#### EXERCISE BRIEF:
Select every line below containing the word "content".

#### RECORD EXCERPTS:
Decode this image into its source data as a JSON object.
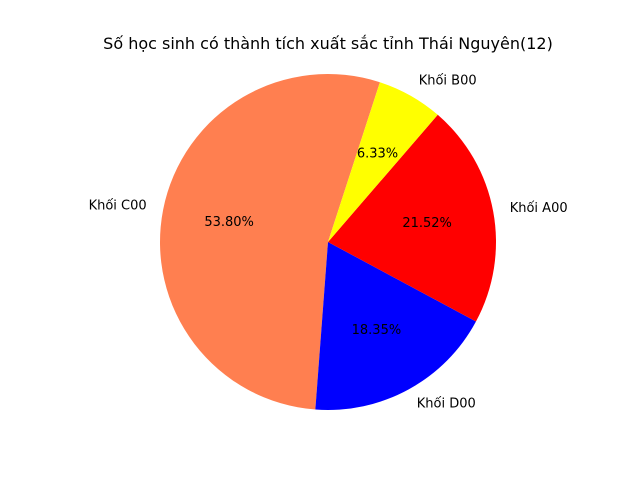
{
  "chart_data": {
    "type": "pie",
    "title": "Số học sinh có thành tích xuất sắc tỉnh Thái Nguyên(12)",
    "categories": [
      "Khối C00",
      "Khối D00",
      "Khối A00",
      "Khối B00"
    ],
    "values": [
      53.8,
      18.35,
      21.52,
      6.33
    ],
    "value_labels": [
      "53.80%",
      "18.35%",
      "21.52%",
      "6.33%"
    ],
    "colors": [
      "#ff7f50",
      "#0000ff",
      "#ff0000",
      "#ffff00"
    ],
    "start_angle_deg": 72,
    "legend": "none"
  }
}
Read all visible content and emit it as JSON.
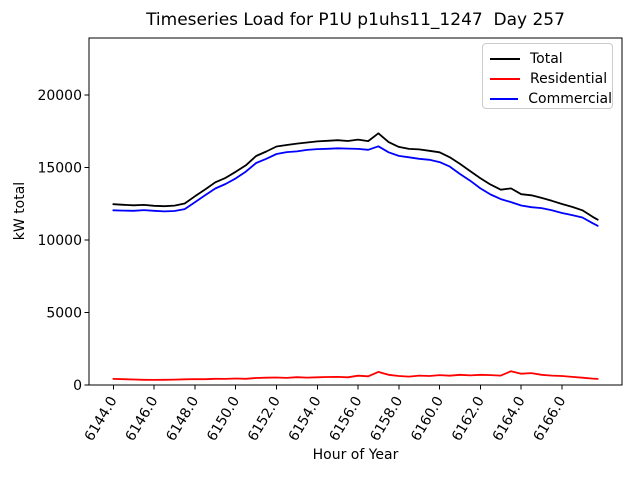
{
  "chart_data": {
    "type": "line",
    "title": "Timeseries Load for P1U p1uhs11_1247  Day 257",
    "xlabel": "Hour of Year",
    "ylabel": "kW total",
    "grid": false,
    "legend": {
      "position": "upper right"
    },
    "xlim": [
      6142.81,
      6168.94
    ],
    "ylim": [
      0,
      23930
    ],
    "xticks": {
      "values": [
        6144,
        6146,
        6148,
        6150,
        6152,
        6154,
        6156,
        6158,
        6160,
        6162,
        6164,
        6166
      ],
      "labels": [
        "6144.0",
        "6146.0",
        "6148.0",
        "6150.0",
        "6152.0",
        "6154.0",
        "6156.0",
        "6158.0",
        "6160.0",
        "6162.0",
        "6164.0",
        "6166.0"
      ],
      "rotation_deg": 59
    },
    "yticks": {
      "values": [
        0,
        5000,
        10000,
        15000,
        20000
      ],
      "labels": [
        "0",
        "5000",
        "10000",
        "15000",
        "20000"
      ]
    },
    "x": [
      6144.0,
      6144.5,
      6145.0,
      6145.5,
      6146.0,
      6146.5,
      6147.0,
      6147.5,
      6148.0,
      6148.5,
      6149.0,
      6149.5,
      6150.0,
      6150.5,
      6151.0,
      6151.5,
      6152.0,
      6152.5,
      6153.0,
      6153.5,
      6154.0,
      6154.5,
      6155.0,
      6155.5,
      6156.0,
      6156.5,
      6157.0,
      6157.5,
      6158.0,
      6158.5,
      6159.0,
      6159.5,
      6160.0,
      6160.5,
      6161.0,
      6161.5,
      6162.0,
      6162.5,
      6163.0,
      6163.5,
      6164.0,
      6164.5,
      6165.0,
      6165.5,
      6166.0,
      6166.5,
      6167.0,
      6167.5,
      6167.75
    ],
    "series": [
      {
        "name": "Total",
        "color": "#000000",
        "values": [
          12470,
          12430,
          12390,
          12420,
          12360,
          12330,
          12370,
          12520,
          13010,
          13480,
          13980,
          14280,
          14700,
          15150,
          15790,
          16100,
          16450,
          16550,
          16650,
          16720,
          16800,
          16840,
          16880,
          16830,
          16920,
          16820,
          17360,
          16750,
          16420,
          16280,
          16250,
          16150,
          16050,
          15700,
          15250,
          14750,
          14260,
          13820,
          13470,
          13560,
          13160,
          13080,
          12900,
          12700,
          12480,
          12280,
          12050,
          11600,
          11400
        ]
      },
      {
        "name": "Residential",
        "color": "#ff0000",
        "values": [
          420,
          400,
          380,
          360,
          350,
          360,
          370,
          390,
          410,
          400,
          430,
          420,
          450,
          430,
          480,
          500,
          520,
          490,
          540,
          510,
          530,
          550,
          560,
          530,
          640,
          600,
          900,
          700,
          620,
          580,
          650,
          620,
          680,
          640,
          700,
          660,
          700,
          680,
          650,
          950,
          780,
          820,
          700,
          650,
          620,
          560,
          500,
          440,
          420
        ]
      },
      {
        "name": "Commercial",
        "color": "#0000ff",
        "values": [
          12050,
          12030,
          12010,
          12060,
          12010,
          11970,
          12000,
          12130,
          12600,
          13080,
          13550,
          13860,
          14250,
          14720,
          15310,
          15600,
          15930,
          16060,
          16110,
          16210,
          16270,
          16290,
          16320,
          16300,
          16280,
          16220,
          16460,
          16050,
          15800,
          15700,
          15600,
          15530,
          15370,
          15060,
          14550,
          14090,
          13560,
          13140,
          12820,
          12610,
          12380,
          12260,
          12200,
          12050,
          11860,
          11720,
          11550,
          11160,
          10980
        ]
      }
    ]
  }
}
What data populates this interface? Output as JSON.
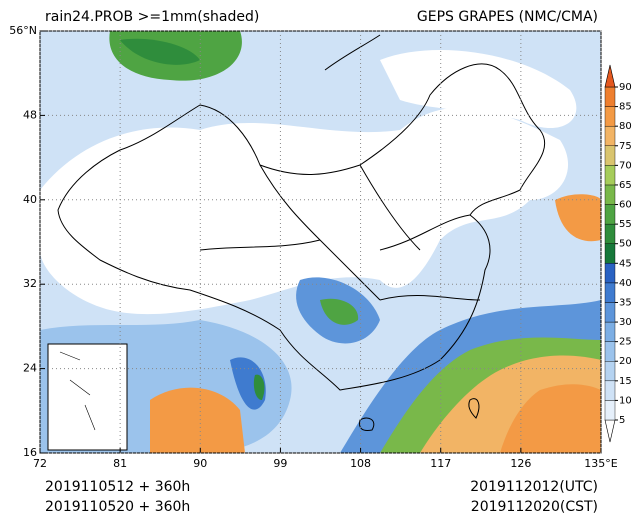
{
  "header": {
    "left": "rain24.PROB >=1mm(shaded)",
    "right": "GEPS GRAPES (NMC/CMA)"
  },
  "map": {
    "xlim": [
      72,
      135
    ],
    "ylim": [
      16,
      56
    ],
    "lonticks": [
      {
        "value": 72,
        "label": "72"
      },
      81,
      90,
      99,
      108,
      117,
      126,
      {
        "value": 135,
        "label": "135°E"
      }
    ],
    "latticks": [
      16,
      24,
      32,
      40,
      48,
      {
        "value": 56,
        "label": "56°N"
      }
    ],
    "grid": true
  },
  "colorbar": {
    "levels": [
      5,
      10,
      15,
      20,
      25,
      30,
      35,
      40,
      45,
      50,
      55,
      60,
      65,
      70,
      75,
      80,
      85,
      90
    ],
    "colors": [
      "#ffffff",
      "#e6f0fb",
      "#cfe2f6",
      "#b5d3f1",
      "#9bc3ec",
      "#7caee4",
      "#5d95da",
      "#3f7bcf",
      "#2a62c2",
      "#17783a",
      "#2f8d3c",
      "#4fa443",
      "#79b84a",
      "#a6cc5a",
      "#d9c46e",
      "#f2b465",
      "#f39a45",
      "#ee7f2f",
      "#e4581f"
    ]
  },
  "footer": {
    "init_utc": "2019110512 + 360h",
    "init_cst": "2019110520 + 360h",
    "valid_utc": "2019112012(UTC)",
    "valid_cst": "2019112020(CST)"
  }
}
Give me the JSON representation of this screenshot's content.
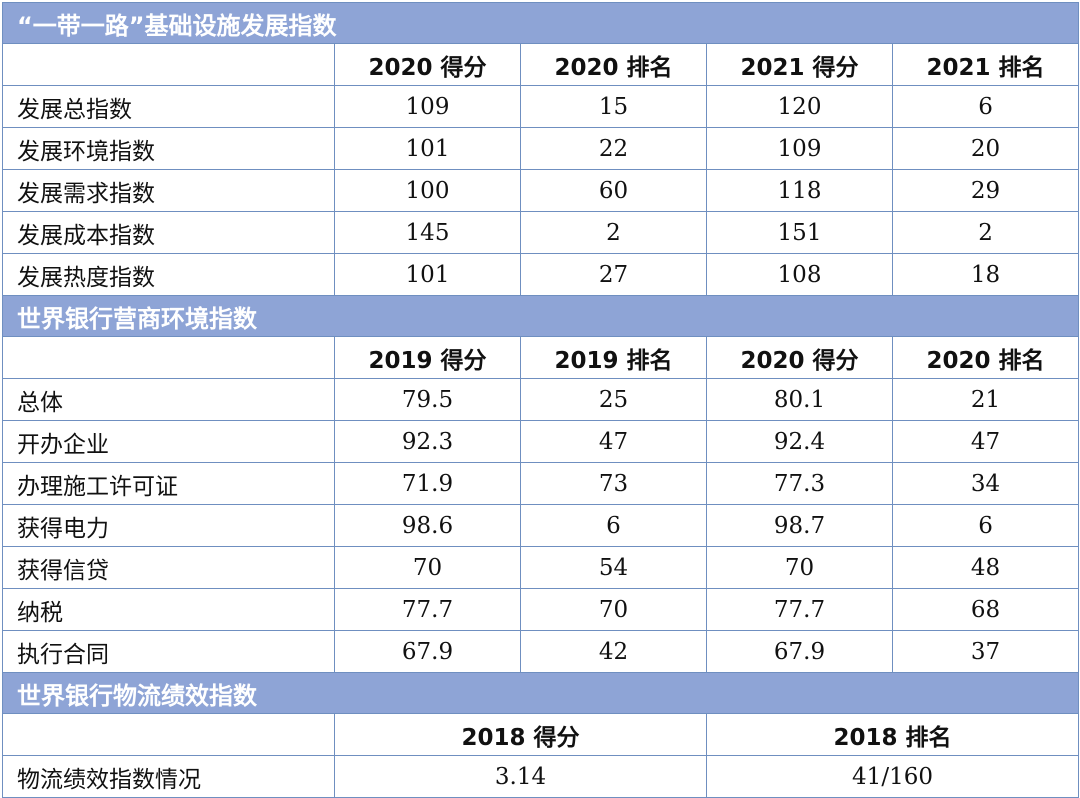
{
  "sections": [
    {
      "title": "“一带一路”基础设施发展指数",
      "headers": [
        "2020 得分",
        "2020 排名",
        "2021 得分",
        "2021 排名"
      ],
      "rows": [
        {
          "label": "发展总指数",
          "values": [
            "109",
            "15",
            "120",
            "6"
          ]
        },
        {
          "label": "发展环境指数",
          "values": [
            "101",
            "22",
            "109",
            "20"
          ]
        },
        {
          "label": "发展需求指数",
          "values": [
            "100",
            "60",
            "118",
            "29"
          ]
        },
        {
          "label": "发展成本指数",
          "values": [
            "145",
            "2",
            "151",
            "2"
          ]
        },
        {
          "label": "发展热度指数",
          "values": [
            "101",
            "27",
            "108",
            "18"
          ]
        }
      ]
    },
    {
      "title": "世界银行营商环境指数",
      "headers": [
        "2019 得分",
        "2019 排名",
        "2020 得分",
        "2020 排名"
      ],
      "rows": [
        {
          "label": "总体",
          "values": [
            "79.5",
            "25",
            "80.1",
            "21"
          ]
        },
        {
          "label": "开办企业",
          "values": [
            "92.3",
            "47",
            "92.4",
            "47"
          ]
        },
        {
          "label": "办理施工许可证",
          "values": [
            "71.9",
            "73",
            "77.3",
            "34"
          ]
        },
        {
          "label": "获得电力",
          "values": [
            "98.6",
            "6",
            "98.7",
            "6"
          ]
        },
        {
          "label": "获得信贷",
          "values": [
            "70",
            "54",
            "70",
            "48"
          ]
        },
        {
          "label": "纳税",
          "values": [
            "77.7",
            "70",
            "77.7",
            "68"
          ]
        },
        {
          "label": "执行合同",
          "values": [
            "67.9",
            "42",
            "67.9",
            "37"
          ]
        }
      ]
    },
    {
      "title": "世界银行物流绩效指数",
      "headers": [
        "2018 得分",
        "2018 排名"
      ],
      "rows": [
        {
          "label": "物流绩效指数情况",
          "values": [
            "3.14",
            "41/160"
          ]
        }
      ]
    }
  ],
  "colors": {
    "section_bg": "#8ea4d6",
    "section_text": "#ffffff",
    "border": "#6f8fc0"
  }
}
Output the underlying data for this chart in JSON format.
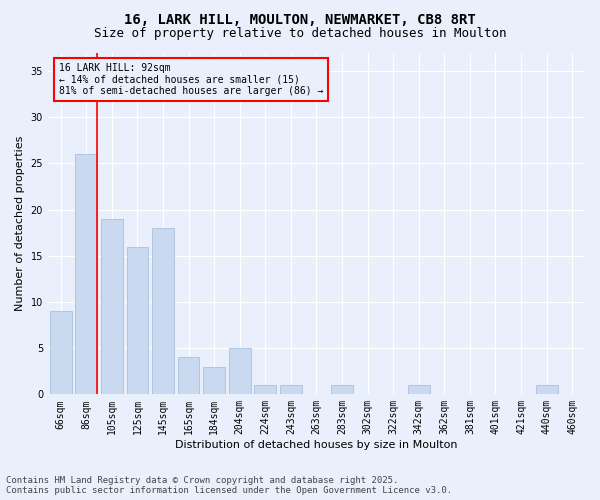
{
  "title_line1": "16, LARK HILL, MOULTON, NEWMARKET, CB8 8RT",
  "title_line2": "Size of property relative to detached houses in Moulton",
  "xlabel": "Distribution of detached houses by size in Moulton",
  "ylabel": "Number of detached properties",
  "categories": [
    "66sqm",
    "86sqm",
    "105sqm",
    "125sqm",
    "145sqm",
    "165sqm",
    "184sqm",
    "204sqm",
    "224sqm",
    "243sqm",
    "263sqm",
    "283sqm",
    "302sqm",
    "322sqm",
    "342sqm",
    "362sqm",
    "381sqm",
    "401sqm",
    "421sqm",
    "440sqm",
    "460sqm"
  ],
  "values": [
    9,
    26,
    19,
    16,
    18,
    4,
    3,
    5,
    1,
    1,
    0,
    1,
    0,
    0,
    1,
    0,
    0,
    0,
    0,
    1,
    0
  ],
  "bar_color": "#c9d9f0",
  "bar_edge_color": "#a0b8d8",
  "red_line_x": 1.42,
  "ylim": [
    0,
    37
  ],
  "yticks": [
    0,
    5,
    10,
    15,
    20,
    25,
    30,
    35
  ],
  "annotation_title": "16 LARK HILL: 92sqm",
  "annotation_line1": "← 14% of detached houses are smaller (15)",
  "annotation_line2": "81% of semi-detached houses are larger (86) →",
  "footer_line1": "Contains HM Land Registry data © Crown copyright and database right 2025.",
  "footer_line2": "Contains public sector information licensed under the Open Government Licence v3.0.",
  "background_color": "#eaf0fb",
  "grid_color": "#ffffff",
  "title_fontsize": 10,
  "subtitle_fontsize": 9,
  "axis_label_fontsize": 8,
  "tick_fontsize": 7,
  "footer_fontsize": 6.5,
  "annotation_fontsize": 7
}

#### TASK ANSWER:
Read all visible content and emit it as JSON.
Give me the JSON representation of this screenshot's content.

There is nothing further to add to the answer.